THE PROBLEM -
Give the number of lines below that contain "title", with no other output.
** start STORED RECORDS **
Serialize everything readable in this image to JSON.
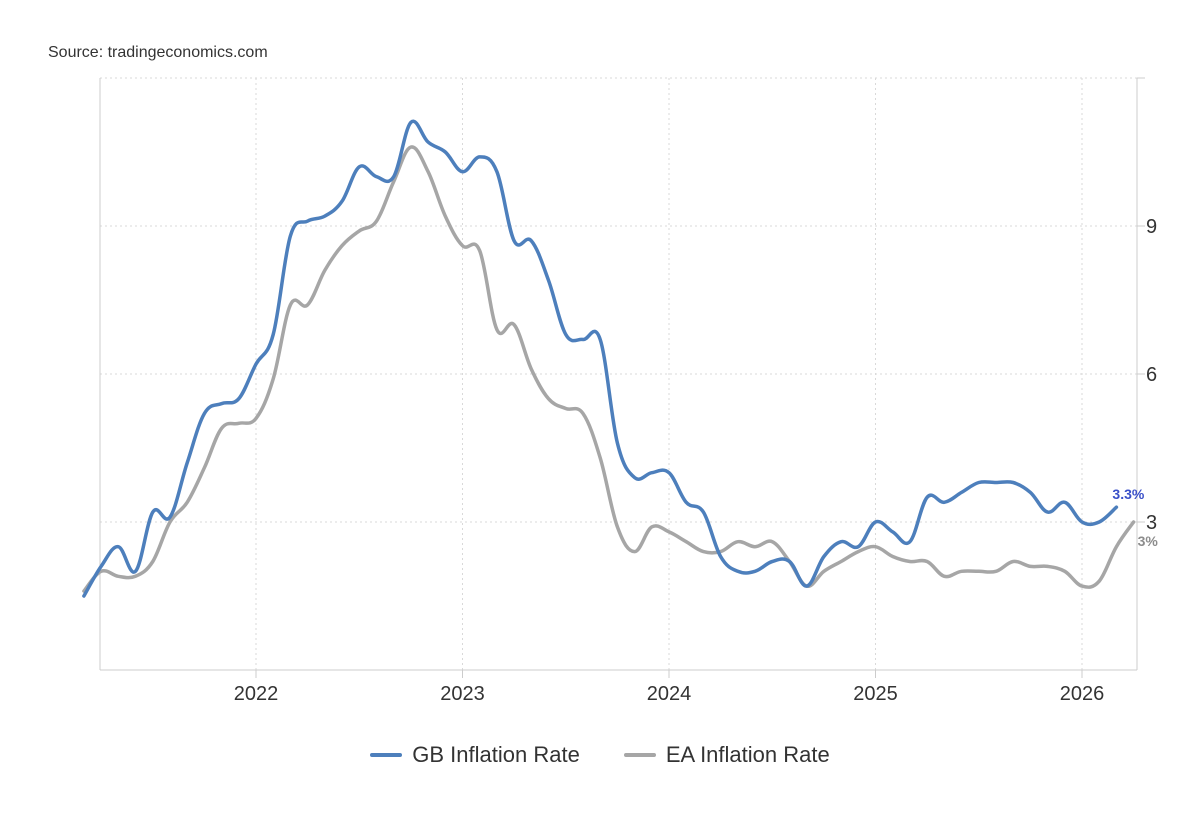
{
  "source": "Source: tradingeconomics.com",
  "chart_data": {
    "type": "line",
    "title": "",
    "xlabel": "",
    "ylabel": "",
    "x_ticks": [
      {
        "label": "2022",
        "date": 2022.0
      },
      {
        "label": "2023",
        "date": 2023.0
      },
      {
        "label": "2024",
        "date": 2024.0
      },
      {
        "label": "2025",
        "date": 2025.0
      },
      {
        "label": "2026",
        "date": 2026.0
      }
    ],
    "y_ticks": [
      3,
      6,
      9
    ],
    "xlim": [
      "2021-03",
      "2026-03"
    ],
    "ylim": [
      0,
      12
    ],
    "grid": true,
    "legend": "bottom",
    "series": [
      {
        "name": "GB Inflation Rate",
        "color": "#4d7fbc",
        "end_label": "3.3%",
        "end_label_color": "#3a50c8",
        "points": [
          [
            "2021-03",
            1.5
          ],
          [
            "2021-04",
            2.1
          ],
          [
            "2021-05",
            2.5
          ],
          [
            "2021-06",
            2.0
          ],
          [
            "2021-07",
            3.2
          ],
          [
            "2021-08",
            3.1
          ],
          [
            "2021-09",
            4.2
          ],
          [
            "2021-10",
            5.2
          ],
          [
            "2021-11",
            5.4
          ],
          [
            "2021-12",
            5.5
          ],
          [
            "2022-01",
            6.2
          ],
          [
            "2022-02",
            6.8
          ],
          [
            "2022-03",
            8.8
          ],
          [
            "2022-04",
            9.1
          ],
          [
            "2022-05",
            9.2
          ],
          [
            "2022-06",
            9.5
          ],
          [
            "2022-07",
            10.2
          ],
          [
            "2022-08",
            10.0
          ],
          [
            "2022-09",
            10.0
          ],
          [
            "2022-10",
            11.1
          ],
          [
            "2022-11",
            10.7
          ],
          [
            "2022-12",
            10.5
          ],
          [
            "2023-01",
            10.1
          ],
          [
            "2023-02",
            10.4
          ],
          [
            "2023-03",
            10.1
          ],
          [
            "2023-04",
            8.7
          ],
          [
            "2023-05",
            8.7
          ],
          [
            "2023-06",
            7.9
          ],
          [
            "2023-07",
            6.8
          ],
          [
            "2023-08",
            6.7
          ],
          [
            "2023-09",
            6.7
          ],
          [
            "2023-10",
            4.6
          ],
          [
            "2023-11",
            3.9
          ],
          [
            "2023-12",
            4.0
          ],
          [
            "2024-01",
            4.0
          ],
          [
            "2024-02",
            3.4
          ],
          [
            "2024-03",
            3.2
          ],
          [
            "2024-04",
            2.3
          ],
          [
            "2024-05",
            2.0
          ],
          [
            "2024-06",
            2.0
          ],
          [
            "2024-07",
            2.2
          ],
          [
            "2024-08",
            2.2
          ],
          [
            "2024-09",
            1.7
          ],
          [
            "2024-10",
            2.3
          ],
          [
            "2024-11",
            2.6
          ],
          [
            "2024-12",
            2.5
          ],
          [
            "2025-01",
            3.0
          ],
          [
            "2025-02",
            2.8
          ],
          [
            "2025-03",
            2.6
          ],
          [
            "2025-04",
            3.5
          ],
          [
            "2025-05",
            3.4
          ],
          [
            "2025-06",
            3.6
          ],
          [
            "2025-07",
            3.8
          ],
          [
            "2025-08",
            3.8
          ],
          [
            "2025-09",
            3.8
          ],
          [
            "2025-10",
            3.6
          ],
          [
            "2025-11",
            3.2
          ],
          [
            "2025-12",
            3.4
          ],
          [
            "2026-01",
            3.0
          ],
          [
            "2026-02",
            3.0
          ],
          [
            "2026-03",
            3.3
          ]
        ]
      },
      {
        "name": "EA Inflation Rate",
        "color": "#a6a6a6",
        "end_label": "3%",
        "end_label_color": "#8c8c8c",
        "points": [
          [
            "2021-03",
            1.6
          ],
          [
            "2021-04",
            2.0
          ],
          [
            "2021-05",
            1.9
          ],
          [
            "2021-06",
            1.9
          ],
          [
            "2021-07",
            2.2
          ],
          [
            "2021-08",
            3.0
          ],
          [
            "2021-09",
            3.4
          ],
          [
            "2021-10",
            4.1
          ],
          [
            "2021-11",
            4.9
          ],
          [
            "2021-12",
            5.0
          ],
          [
            "2022-01",
            5.1
          ],
          [
            "2022-02",
            5.9
          ],
          [
            "2022-03",
            7.4
          ],
          [
            "2022-04",
            7.4
          ],
          [
            "2022-05",
            8.1
          ],
          [
            "2022-06",
            8.6
          ],
          [
            "2022-07",
            8.9
          ],
          [
            "2022-08",
            9.1
          ],
          [
            "2022-09",
            9.9
          ],
          [
            "2022-10",
            10.6
          ],
          [
            "2022-11",
            10.1
          ],
          [
            "2022-12",
            9.2
          ],
          [
            "2023-01",
            8.6
          ],
          [
            "2023-02",
            8.5
          ],
          [
            "2023-03",
            6.9
          ],
          [
            "2023-04",
            7.0
          ],
          [
            "2023-05",
            6.1
          ],
          [
            "2023-06",
            5.5
          ],
          [
            "2023-07",
            5.3
          ],
          [
            "2023-08",
            5.2
          ],
          [
            "2023-09",
            4.3
          ],
          [
            "2023-10",
            2.9
          ],
          [
            "2023-11",
            2.4
          ],
          [
            "2023-12",
            2.9
          ],
          [
            "2024-01",
            2.8
          ],
          [
            "2024-02",
            2.6
          ],
          [
            "2024-03",
            2.4
          ],
          [
            "2024-04",
            2.4
          ],
          [
            "2024-05",
            2.6
          ],
          [
            "2024-06",
            2.5
          ],
          [
            "2024-07",
            2.6
          ],
          [
            "2024-08",
            2.2
          ],
          [
            "2024-09",
            1.7
          ],
          [
            "2024-10",
            2.0
          ],
          [
            "2024-11",
            2.2
          ],
          [
            "2024-12",
            2.4
          ],
          [
            "2025-01",
            2.5
          ],
          [
            "2025-02",
            2.3
          ],
          [
            "2025-03",
            2.2
          ],
          [
            "2025-04",
            2.2
          ],
          [
            "2025-05",
            1.9
          ],
          [
            "2025-06",
            2.0
          ],
          [
            "2025-07",
            2.0
          ],
          [
            "2025-08",
            2.0
          ],
          [
            "2025-09",
            2.2
          ],
          [
            "2025-10",
            2.1
          ],
          [
            "2025-11",
            2.1
          ],
          [
            "2025-12",
            2.0
          ],
          [
            "2026-01",
            1.7
          ],
          [
            "2026-02",
            1.8
          ],
          [
            "2026-03",
            2.5
          ],
          [
            "2026-04",
            3.0
          ]
        ]
      }
    ]
  }
}
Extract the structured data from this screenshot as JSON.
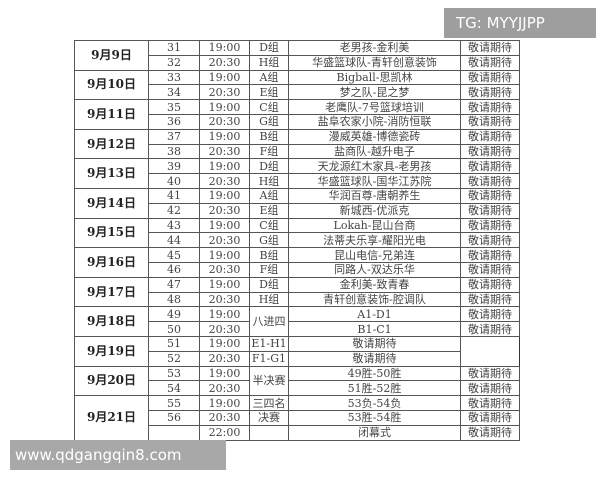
{
  "watermarks": {
    "top": "TG: MYYJJPP",
    "bottom": "www.qdgangqin8.com"
  },
  "schedule": [
    {
      "date": "9月9日",
      "matches": [
        {
          "no": "31",
          "time": "19:00",
          "group": "D组",
          "match": "老男孩-金利美",
          "status": "敬请期待"
        },
        {
          "no": "32",
          "time": "20:30",
          "group": "H组",
          "match": "华盛篮球队-青轩创意装饰",
          "status": "敬请期待"
        }
      ]
    },
    {
      "date": "9月10日",
      "matches": [
        {
          "no": "33",
          "time": "19:00",
          "group": "A组",
          "match": "Bigball-思凯林",
          "status": "敬请期待"
        },
        {
          "no": "34",
          "time": "20:30",
          "group": "E组",
          "match": "梦之队-昆之梦",
          "status": "敬请期待"
        }
      ]
    },
    {
      "date": "9月11日",
      "matches": [
        {
          "no": "35",
          "time": "19:00",
          "group": "C组",
          "match": "老鹰队-7号篮球培训",
          "status": "敬请期待"
        },
        {
          "no": "36",
          "time": "20:30",
          "group": "G组",
          "match": "盐阜农家小院-消防恒联",
          "status": "敬请期待"
        }
      ]
    },
    {
      "date": "9月12日",
      "matches": [
        {
          "no": "37",
          "time": "19:00",
          "group": "B组",
          "match": "漫威英雄-博德瓷砖",
          "status": "敬请期待"
        },
        {
          "no": "38",
          "time": "20:30",
          "group": "F组",
          "match": "盐商队-越升电子",
          "status": "敬请期待"
        }
      ]
    },
    {
      "date": "9月13日",
      "matches": [
        {
          "no": "39",
          "time": "19:00",
          "group": "D组",
          "match": "天龙源红木家具-老男孩",
          "status": "敬请期待"
        },
        {
          "no": "40",
          "time": "20:30",
          "group": "H组",
          "match": "华盛篮球队-国华江苏院",
          "status": "敬请期待"
        }
      ]
    },
    {
      "date": "9月14日",
      "matches": [
        {
          "no": "41",
          "time": "19:00",
          "group": "A组",
          "match": "华润百尊-唐朝养生",
          "status": "敬请期待"
        },
        {
          "no": "42",
          "time": "20:30",
          "group": "E组",
          "match": "新城西-优派克",
          "status": "敬请期待"
        }
      ]
    },
    {
      "date": "9月15日",
      "matches": [
        {
          "no": "43",
          "time": "19:00",
          "group": "C组",
          "match": "Lokah-昆山台商",
          "status": "敬请期待"
        },
        {
          "no": "44",
          "time": "20:30",
          "group": "G组",
          "match": "法蒂夫乐享-耀阳光电",
          "status": "敬请期待"
        }
      ]
    },
    {
      "date": "9月16日",
      "matches": [
        {
          "no": "45",
          "time": "19:00",
          "group": "B组",
          "match": "昆山电信-兄弟连",
          "status": "敬请期待"
        },
        {
          "no": "46",
          "time": "20:30",
          "group": "F组",
          "match": "同路人-双达乐华",
          "status": "敬请期待"
        }
      ]
    },
    {
      "date": "9月17日",
      "matches": [
        {
          "no": "47",
          "time": "19:00",
          "group": "D组",
          "match": "金利美-致青春",
          "status": "敬请期待"
        },
        {
          "no": "48",
          "time": "20:30",
          "group": "H组",
          "match": "青轩创意装饰-腔调队",
          "status": "敬请期待"
        }
      ]
    },
    {
      "date": "9月18日",
      "matches": [
        {
          "no": "49",
          "time": "19:00",
          "group": "八进四",
          "groupSpan": 4,
          "match": "A1-D1",
          "status": "敬请期待"
        },
        {
          "no": "50",
          "time": "20:30",
          "match": "B1-C1",
          "status": "敬请期待"
        }
      ]
    },
    {
      "date": "9月19日",
      "matches": [
        {
          "no": "51",
          "time": "19:00",
          "match": "E1-H1",
          "status": "敬请期待"
        },
        {
          "no": "52",
          "time": "20:30",
          "match": "F1-G1",
          "status": "敬请期待"
        }
      ]
    },
    {
      "date": "9月20日",
      "matches": [
        {
          "no": "53",
          "time": "19:00",
          "group": "半决赛",
          "groupSpan": 2,
          "match": "49胜-50胜",
          "status": "敬请期待"
        },
        {
          "no": "54",
          "time": "20:30",
          "match": "51胜-52胜",
          "status": "敬请期待"
        }
      ]
    },
    {
      "date": "9月21日",
      "matches": [
        {
          "no": "55",
          "time": "19:00",
          "group": "三四名",
          "match": "53负-54负",
          "status": "敬请期待"
        },
        {
          "no": "56",
          "time": "20:30",
          "group": "决赛",
          "match": "53胜-54胜",
          "status": "敬请期待"
        },
        {
          "no": "",
          "time": "22:00",
          "group": "",
          "match": "闭幕式",
          "status": "敬请期待"
        }
      ]
    }
  ]
}
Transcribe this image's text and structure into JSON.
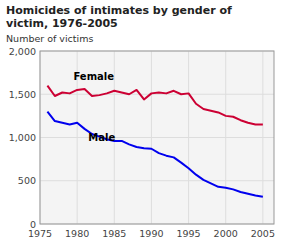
{
  "chart_data": {
    "type": "line",
    "title": "Homicides of intimates by gender of victim, 1976-2005",
    "y_label": "Number of victims",
    "x": [
      1976,
      1977,
      1978,
      1979,
      1980,
      1981,
      1982,
      1983,
      1984,
      1985,
      1986,
      1987,
      1988,
      1989,
      1990,
      1991,
      1992,
      1993,
      1994,
      1995,
      1996,
      1997,
      1998,
      1999,
      2000,
      2001,
      2002,
      2003,
      2004,
      2005
    ],
    "series": [
      {
        "name": "Female",
        "color": "#cc0033",
        "values": [
          1600,
          1480,
          1520,
          1510,
          1550,
          1560,
          1480,
          1490,
          1510,
          1540,
          1520,
          1500,
          1550,
          1440,
          1510,
          1520,
          1510,
          1540,
          1500,
          1510,
          1390,
          1330,
          1310,
          1290,
          1250,
          1240,
          1200,
          1170,
          1150,
          1150
        ]
      },
      {
        "name": "Male",
        "color": "#0000ee",
        "values": [
          1300,
          1190,
          1170,
          1150,
          1170,
          1100,
          1040,
          1010,
          980,
          960,
          960,
          920,
          890,
          875,
          870,
          820,
          790,
          770,
          710,
          645,
          570,
          510,
          470,
          430,
          420,
          400,
          370,
          350,
          330,
          315
        ]
      }
    ],
    "annotations": [
      {
        "text": "Female",
        "x": 1979.5,
        "y": 1660
      },
      {
        "text": "Male",
        "x": 1981.5,
        "y": 960
      }
    ],
    "xlim": [
      1975,
      2006.5
    ],
    "xticks": [
      1975,
      1980,
      1985,
      1990,
      1995,
      2000,
      2005
    ],
    "ylim": [
      0,
      2000
    ],
    "yticks": [
      0,
      500,
      {
        "value": 1000,
        "label": "1,000"
      },
      {
        "value": 1500,
        "label": "1,500"
      },
      {
        "value": 2000,
        "label": "2,000"
      }
    ],
    "grid": true
  }
}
** end STORED RECORDS **
EXERCISE ANSWER -
2